## PROBLEM DETAILS
Where a line below holds the string "Always", copy that line.

## DATA FOR THE TASK
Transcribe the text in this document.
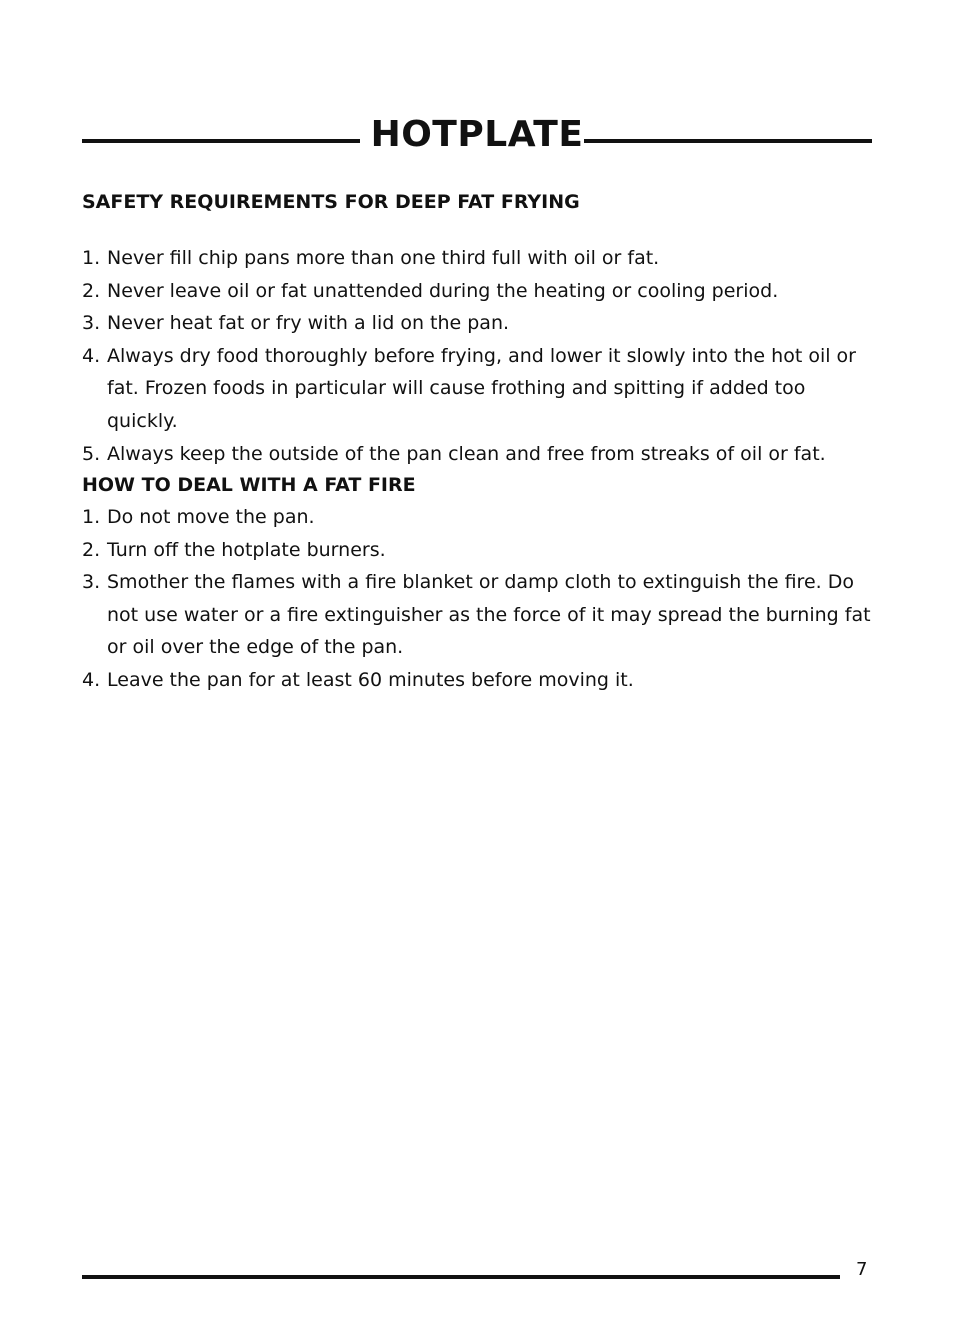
HOTPLATE
SAFETY REQUIREMENTS FOR DEEP FAT FRYING
1. Never fill chip pans more than one third full with oil or fat.
2. Never leave oil or fat unattended during the heating or cooling period.
3. Never heat fat or fry with a lid on the pan.
4. Always dry food thoroughly before frying, and lower it slowly into the hot oil or fat. Frozen foods in particular will cause frothing and spitting if added too quickly.
5. Always keep the outside of the pan clean and free from streaks of oil or fat.
HOW TO DEAL WITH A FAT FIRE
1. Do not move the pan.
2. Turn off the hotplate burners.
3. Smother the flames with a fire blanket or damp cloth to extinguish the fire. Do not use water or a fire extinguisher as the force of it may spread the burning fat or oil over the edge of the pan.
4. Leave the pan for at least 60 minutes before moving it.
7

## FINAL RESULT
4. Always dry food thoroughly before frying, and lower it slowly into the hot oil or fat. Frozen foods in particular will cause frothing and spitting if added too quickly.
5. Always keep the outside of the pan clean and free from streaks of oil or fat.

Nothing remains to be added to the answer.